Aim ▸ Drop every picture, then transcribe the remaining data exactly.

*** Given records

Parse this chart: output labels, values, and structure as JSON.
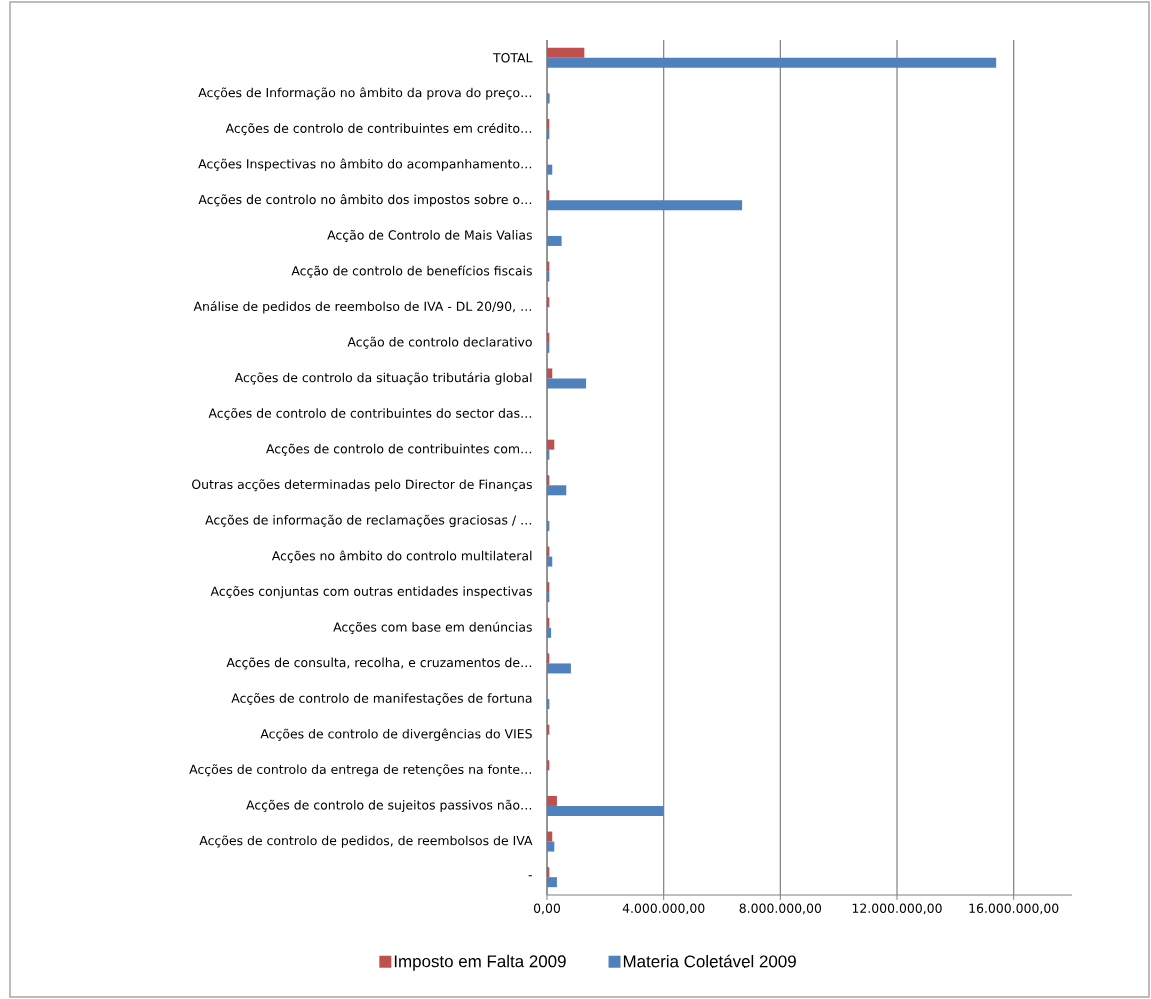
{
  "chart_data": {
    "type": "bar",
    "orientation": "horizontal",
    "categories": [
      "TOTAL",
      "Acções de Informação no âmbito da prova do preço…",
      "Acções de controlo de contribuintes em crédito…",
      "Acções Inspectivas no âmbito do acompanhamento…",
      "Acções de controlo no âmbito dos impostos sobre o…",
      "Acção de Controlo de Mais Valias",
      "Acção de controlo de benefícios fiscais",
      "Análise de pedidos de reembolso de IVA - DL 20/90, …",
      "Acção de controlo declarativo",
      "Acções de controlo da situação tributária global",
      "Acções de controlo de contribuintes do sector das…",
      "Acções de controlo de contribuintes com…",
      "Outras acções determinadas pelo Director de Finanças",
      "Acções de informação de reclamações graciosas / …",
      "Acções no âmbito do controlo multilateral",
      "Acções conjuntas com outras entidades inspectivas",
      "Acções com base em denúncias",
      "Acções de consulta, recolha, e cruzamentos de…",
      "Acções de controlo de manifestações de fortuna",
      "Acções de controlo de divergências do VIES",
      "Acções de controlo da entrega de retenções na fonte…",
      "Acções de controlo de sujeitos passivos não…",
      "Acções de controlo de pedidos, de reembolsos de IVA",
      "-"
    ],
    "series": [
      {
        "name": "Imposto em Falta 2009",
        "color": "#c0504d",
        "values": [
          1280000,
          0,
          80000,
          0,
          80000,
          0,
          80000,
          80000,
          80000,
          180000,
          0,
          250000,
          80000,
          0,
          80000,
          80000,
          80000,
          80000,
          0,
          80000,
          80000,
          340000,
          180000,
          80000
        ]
      },
      {
        "name": "Materia Coletável 2009",
        "color": "#4f81bd",
        "values": [
          15400000,
          90000,
          80000,
          180000,
          6690000,
          500000,
          80000,
          0,
          80000,
          1340000,
          0,
          80000,
          660000,
          80000,
          180000,
          80000,
          140000,
          820000,
          80000,
          0,
          0,
          4000000,
          250000,
          340000
        ]
      }
    ],
    "xlim": [
      0,
      18000000
    ],
    "xticks": [
      {
        "value": 0,
        "label": "0,00"
      },
      {
        "value": 4000000,
        "label": "4.000.000,00"
      },
      {
        "value": 8000000,
        "label": "8.000.000,00"
      },
      {
        "value": 12000000,
        "label": "12.000.000,00"
      },
      {
        "value": 16000000,
        "label": "16.000.000,00"
      }
    ],
    "grid": "x",
    "legend": "bottom"
  }
}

******

Output of the exercise ▸
Parse this chart: output labels, values, and structure as JSON.
{
  "chart_data": {
    "type": "bar",
    "orientation": "horizontal",
    "categories": [
      "TOTAL",
      "Acções de Informação no âmbito da prova do preço…",
      "Acções de controlo de contribuintes em crédito…",
      "Acções Inspectivas no âmbito do acompanhamento…",
      "Acções de controlo no âmbito dos impostos sobre o…",
      "Acção de Controlo de Mais Valias",
      "Acção de controlo de benefícios fiscais",
      "Análise de pedidos de reembolso de IVA - DL 20/90, …",
      "Acção de controlo declarativo",
      "Acções de controlo da situação tributária global",
      "Acções de controlo de contribuintes do sector das…",
      "Acções de controlo de contribuintes com…",
      "Outras acções determinadas pelo Director de Finanças",
      "Acções de informação de reclamações graciosas / …",
      "Acções no âmbito do controlo multilateral",
      "Acções conjuntas com outras entidades inspectivas",
      "Acções com base em denúncias",
      "Acções de consulta, recolha, e cruzamentos de…",
      "Acções de controlo de manifestações de fortuna",
      "Acções de controlo de divergências do VIES",
      "Acções de controlo da entrega de retenções na fonte…",
      "Acções de controlo de sujeitos passivos não…",
      "Acções de controlo de pedidos, de reembolsos de IVA",
      "-"
    ],
    "series": [
      {
        "name": "Imposto em Falta 2009",
        "color": "#c0504d",
        "values": [
          1280000,
          0,
          80000,
          0,
          80000,
          0,
          80000,
          80000,
          80000,
          180000,
          0,
          250000,
          80000,
          0,
          80000,
          80000,
          80000,
          80000,
          0,
          80000,
          80000,
          340000,
          180000,
          80000
        ]
      },
      {
        "name": "Materia Coletável 2009",
        "color": "#4f81bd",
        "values": [
          15400000,
          90000,
          80000,
          180000,
          6690000,
          500000,
          80000,
          0,
          80000,
          1340000,
          0,
          80000,
          660000,
          80000,
          180000,
          80000,
          140000,
          820000,
          80000,
          0,
          0,
          4000000,
          250000,
          340000
        ]
      }
    ],
    "xlim": [
      0,
      18000000
    ],
    "xticks": [
      {
        "value": 0,
        "label": "0,00"
      },
      {
        "value": 4000000,
        "label": "4.000.000,00"
      },
      {
        "value": 8000000,
        "label": "8.000.000,00"
      },
      {
        "value": 12000000,
        "label": "12.000.000,00"
      },
      {
        "value": 16000000,
        "label": "16.000.000,00"
      }
    ],
    "grid": "x",
    "legend": "bottom"
  }
}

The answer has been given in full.